---------- DATA FOR THIS TASK
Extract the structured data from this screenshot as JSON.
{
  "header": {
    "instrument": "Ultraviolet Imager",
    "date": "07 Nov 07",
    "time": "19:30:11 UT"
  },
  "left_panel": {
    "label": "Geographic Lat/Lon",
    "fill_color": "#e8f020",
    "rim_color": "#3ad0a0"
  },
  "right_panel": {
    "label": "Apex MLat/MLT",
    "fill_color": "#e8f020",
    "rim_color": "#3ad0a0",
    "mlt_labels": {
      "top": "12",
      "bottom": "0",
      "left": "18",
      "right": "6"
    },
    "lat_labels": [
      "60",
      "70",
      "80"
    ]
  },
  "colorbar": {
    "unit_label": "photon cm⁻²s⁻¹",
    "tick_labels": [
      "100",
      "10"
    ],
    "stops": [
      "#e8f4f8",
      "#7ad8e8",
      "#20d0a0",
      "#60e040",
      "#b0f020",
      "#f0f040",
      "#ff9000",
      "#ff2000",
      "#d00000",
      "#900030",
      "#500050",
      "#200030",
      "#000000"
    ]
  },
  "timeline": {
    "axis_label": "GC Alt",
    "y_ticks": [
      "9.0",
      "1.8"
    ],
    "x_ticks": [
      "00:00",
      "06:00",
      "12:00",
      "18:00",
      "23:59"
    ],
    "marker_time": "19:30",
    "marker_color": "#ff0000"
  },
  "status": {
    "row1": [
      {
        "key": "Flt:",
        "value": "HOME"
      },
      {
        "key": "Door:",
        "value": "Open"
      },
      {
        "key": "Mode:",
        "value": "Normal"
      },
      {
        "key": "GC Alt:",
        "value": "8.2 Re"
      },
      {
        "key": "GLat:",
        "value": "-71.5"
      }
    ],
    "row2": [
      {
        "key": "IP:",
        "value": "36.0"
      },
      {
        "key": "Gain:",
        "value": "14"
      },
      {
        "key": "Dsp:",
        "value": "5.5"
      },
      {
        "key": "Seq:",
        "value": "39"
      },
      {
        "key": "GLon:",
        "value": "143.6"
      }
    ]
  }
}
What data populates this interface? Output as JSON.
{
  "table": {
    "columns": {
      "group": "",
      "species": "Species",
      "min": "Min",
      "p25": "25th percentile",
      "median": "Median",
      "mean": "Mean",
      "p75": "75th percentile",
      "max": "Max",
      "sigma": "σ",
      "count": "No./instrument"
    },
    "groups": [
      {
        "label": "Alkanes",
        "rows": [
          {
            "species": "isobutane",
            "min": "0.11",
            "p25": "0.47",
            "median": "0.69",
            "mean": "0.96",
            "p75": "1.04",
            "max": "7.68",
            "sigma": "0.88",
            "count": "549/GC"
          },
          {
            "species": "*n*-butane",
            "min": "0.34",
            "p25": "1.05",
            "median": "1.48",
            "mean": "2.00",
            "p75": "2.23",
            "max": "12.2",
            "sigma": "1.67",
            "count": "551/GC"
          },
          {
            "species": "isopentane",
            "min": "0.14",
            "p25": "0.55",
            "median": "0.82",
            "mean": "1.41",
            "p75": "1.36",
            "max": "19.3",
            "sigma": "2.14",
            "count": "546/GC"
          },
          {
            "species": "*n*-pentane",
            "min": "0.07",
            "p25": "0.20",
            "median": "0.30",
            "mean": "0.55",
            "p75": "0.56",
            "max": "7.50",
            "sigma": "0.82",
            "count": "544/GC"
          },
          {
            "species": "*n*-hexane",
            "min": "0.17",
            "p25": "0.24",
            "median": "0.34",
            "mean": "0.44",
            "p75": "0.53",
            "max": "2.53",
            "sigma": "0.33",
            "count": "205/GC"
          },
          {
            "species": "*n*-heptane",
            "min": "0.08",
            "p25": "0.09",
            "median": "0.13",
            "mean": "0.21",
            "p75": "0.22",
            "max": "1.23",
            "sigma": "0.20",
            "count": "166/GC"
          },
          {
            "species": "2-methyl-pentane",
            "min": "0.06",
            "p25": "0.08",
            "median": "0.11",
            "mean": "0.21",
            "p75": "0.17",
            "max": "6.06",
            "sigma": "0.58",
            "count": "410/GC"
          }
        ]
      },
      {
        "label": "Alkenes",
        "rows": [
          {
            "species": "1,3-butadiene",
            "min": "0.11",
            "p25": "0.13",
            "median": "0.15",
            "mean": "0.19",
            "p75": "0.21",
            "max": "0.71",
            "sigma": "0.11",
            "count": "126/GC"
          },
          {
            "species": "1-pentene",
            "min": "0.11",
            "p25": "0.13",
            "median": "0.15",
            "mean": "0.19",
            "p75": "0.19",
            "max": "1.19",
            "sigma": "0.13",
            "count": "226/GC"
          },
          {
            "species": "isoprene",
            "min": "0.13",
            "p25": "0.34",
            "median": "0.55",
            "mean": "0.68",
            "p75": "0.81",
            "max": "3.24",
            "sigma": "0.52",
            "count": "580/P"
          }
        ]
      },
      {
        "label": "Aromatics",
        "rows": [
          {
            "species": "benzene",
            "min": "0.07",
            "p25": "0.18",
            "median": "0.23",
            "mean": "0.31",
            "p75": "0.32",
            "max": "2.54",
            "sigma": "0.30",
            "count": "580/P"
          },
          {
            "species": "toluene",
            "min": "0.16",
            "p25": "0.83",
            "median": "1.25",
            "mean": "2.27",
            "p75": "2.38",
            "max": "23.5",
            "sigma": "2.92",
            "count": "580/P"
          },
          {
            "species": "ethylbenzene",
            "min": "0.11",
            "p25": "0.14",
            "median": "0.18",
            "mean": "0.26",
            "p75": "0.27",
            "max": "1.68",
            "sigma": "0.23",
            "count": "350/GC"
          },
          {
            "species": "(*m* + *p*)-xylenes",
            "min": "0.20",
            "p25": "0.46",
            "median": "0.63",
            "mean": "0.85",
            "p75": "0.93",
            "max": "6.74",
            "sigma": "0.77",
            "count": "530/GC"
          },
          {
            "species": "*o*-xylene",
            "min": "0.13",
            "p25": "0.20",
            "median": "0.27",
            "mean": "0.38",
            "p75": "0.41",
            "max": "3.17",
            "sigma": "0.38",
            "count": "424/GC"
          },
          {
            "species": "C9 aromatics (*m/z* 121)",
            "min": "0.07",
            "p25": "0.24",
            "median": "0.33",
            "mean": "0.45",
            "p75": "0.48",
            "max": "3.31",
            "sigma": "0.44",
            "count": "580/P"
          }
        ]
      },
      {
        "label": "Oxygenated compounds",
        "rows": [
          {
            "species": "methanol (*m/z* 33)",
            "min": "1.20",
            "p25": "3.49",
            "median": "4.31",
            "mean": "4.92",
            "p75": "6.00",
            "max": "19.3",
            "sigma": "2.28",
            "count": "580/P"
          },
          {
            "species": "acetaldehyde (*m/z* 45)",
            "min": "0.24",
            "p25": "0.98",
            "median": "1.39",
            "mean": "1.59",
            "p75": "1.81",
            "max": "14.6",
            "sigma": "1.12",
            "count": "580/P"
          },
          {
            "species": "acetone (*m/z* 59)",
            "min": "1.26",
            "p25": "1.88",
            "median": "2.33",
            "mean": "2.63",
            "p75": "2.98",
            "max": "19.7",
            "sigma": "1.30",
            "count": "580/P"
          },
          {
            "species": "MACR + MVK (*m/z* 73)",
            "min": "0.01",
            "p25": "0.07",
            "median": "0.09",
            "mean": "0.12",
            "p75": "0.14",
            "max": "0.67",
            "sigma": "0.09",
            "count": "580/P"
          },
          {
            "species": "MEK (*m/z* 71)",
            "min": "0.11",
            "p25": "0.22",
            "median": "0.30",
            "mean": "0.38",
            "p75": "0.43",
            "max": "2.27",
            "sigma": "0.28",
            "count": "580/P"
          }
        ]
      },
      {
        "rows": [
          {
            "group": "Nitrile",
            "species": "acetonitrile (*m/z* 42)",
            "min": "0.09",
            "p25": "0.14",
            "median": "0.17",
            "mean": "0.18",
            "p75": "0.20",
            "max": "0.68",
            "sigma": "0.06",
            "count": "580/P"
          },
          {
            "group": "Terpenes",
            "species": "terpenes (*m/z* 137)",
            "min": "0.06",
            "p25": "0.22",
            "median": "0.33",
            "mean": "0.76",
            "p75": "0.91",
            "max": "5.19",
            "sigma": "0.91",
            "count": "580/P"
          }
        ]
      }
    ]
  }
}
--------------------
Collect the lines that hold "value".

• [ANSWER TO THIS PROBLEM]
        "value": "HOME"
        "value": "Open"
        "value": "Normal"
        "value": "8.2 Re"
        "value": "-71.5"
        "value": "36.0"
        "value": "14"
        "value": "5.5"
        "value": "39"
        "value": "143.6"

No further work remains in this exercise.